>>>>

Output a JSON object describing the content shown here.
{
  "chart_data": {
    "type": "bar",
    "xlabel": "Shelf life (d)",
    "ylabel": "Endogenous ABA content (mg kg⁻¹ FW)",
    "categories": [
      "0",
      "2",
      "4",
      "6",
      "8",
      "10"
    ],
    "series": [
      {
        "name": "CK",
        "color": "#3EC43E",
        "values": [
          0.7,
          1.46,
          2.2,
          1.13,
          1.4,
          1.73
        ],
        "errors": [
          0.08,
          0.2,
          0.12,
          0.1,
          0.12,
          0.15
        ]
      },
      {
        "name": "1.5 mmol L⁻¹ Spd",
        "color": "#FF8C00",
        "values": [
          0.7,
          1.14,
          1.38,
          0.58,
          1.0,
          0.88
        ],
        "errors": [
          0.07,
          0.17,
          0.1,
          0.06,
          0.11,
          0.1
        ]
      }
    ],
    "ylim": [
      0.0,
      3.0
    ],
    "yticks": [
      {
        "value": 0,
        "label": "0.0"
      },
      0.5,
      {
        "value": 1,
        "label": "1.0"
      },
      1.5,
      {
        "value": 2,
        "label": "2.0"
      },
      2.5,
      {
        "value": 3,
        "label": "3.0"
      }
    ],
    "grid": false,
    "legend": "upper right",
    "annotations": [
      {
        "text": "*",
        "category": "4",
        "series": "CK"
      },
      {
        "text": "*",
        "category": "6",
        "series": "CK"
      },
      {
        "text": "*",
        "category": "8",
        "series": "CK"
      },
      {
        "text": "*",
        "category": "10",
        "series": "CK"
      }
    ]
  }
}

<<<<

### The exercise
State the number of lines above that hold the string "content", with nothing added.

### The output
2